┌──

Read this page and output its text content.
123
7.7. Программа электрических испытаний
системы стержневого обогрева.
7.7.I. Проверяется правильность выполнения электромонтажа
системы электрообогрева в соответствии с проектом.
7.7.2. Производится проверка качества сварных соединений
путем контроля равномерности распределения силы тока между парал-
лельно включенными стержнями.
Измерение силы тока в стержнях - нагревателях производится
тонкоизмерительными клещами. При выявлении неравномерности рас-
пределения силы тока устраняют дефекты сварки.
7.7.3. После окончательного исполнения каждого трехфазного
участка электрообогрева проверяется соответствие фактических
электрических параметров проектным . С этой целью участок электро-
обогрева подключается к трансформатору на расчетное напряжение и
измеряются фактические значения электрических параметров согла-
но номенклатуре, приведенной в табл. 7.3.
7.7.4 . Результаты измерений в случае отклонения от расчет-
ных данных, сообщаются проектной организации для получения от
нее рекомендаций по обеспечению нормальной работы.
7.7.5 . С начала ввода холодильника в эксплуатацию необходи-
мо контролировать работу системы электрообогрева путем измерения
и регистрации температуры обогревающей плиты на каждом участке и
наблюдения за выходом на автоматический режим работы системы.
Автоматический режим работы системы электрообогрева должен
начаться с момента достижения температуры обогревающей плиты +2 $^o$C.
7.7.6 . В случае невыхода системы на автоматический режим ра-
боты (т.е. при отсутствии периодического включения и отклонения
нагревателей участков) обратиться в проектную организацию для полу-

└──

> TO BE DONE:
Repeat every line of the material exactly as given.

> EXERCISE RESULT:
Read this page and output its text content.
123
7.7. Программа электрических испытаний
системы стержневого обогрева.
7.7.I. Проверяется правильность выполнения электромонтажа
системы электрообогрева в соответствии с проектом.
7.7.2. Производится проверка качества сварных соединений
путем контроля равномерности распределения силы тока между парал-
лельно включенными стержнями.
Измерение силы тока в стержнях - нагревателях производится
тонкоизмерительными клещами. При выявлении неравномерности рас-
пределения силы тока устраняют дефекты сварки.
7.7.3. После окончательного исполнения каждого трехфазного
участка электрообогрева проверяется соответствие фактических
электрических параметров проектным . С этой целью участок электро-
обогрева подключается к трансформатору на расчетное напряжение и
измеряются фактические значения электрических параметров согла-
но номенклатуре, приведенной в табл. 7.3.
7.7.4 . Результаты измерений в случае отклонения от расчет-
ных данных, сообщаются проектной организации для получения от
нее рекомендаций по обеспечению нормальной работы.
7.7.5 . С начала ввода холодильника в эксплуатацию необходи-
мо контролировать работу системы электрообогрева путем измерения
и регистрации температуры обогревающей плиты на каждом участке и
наблюдения за выходом на автоматический режим работы системы.
Автоматический режим работы системы электрообогрева должен
начаться с момента достижения температуры обогревающей плиты +2 $^o$C.
7.7.6 . В случае невыхода системы на автоматический режим ра-
боты (т.е. при отсутствии периодического включения и отклонения
нагревателей участков) обратиться в проектную организацию для полу-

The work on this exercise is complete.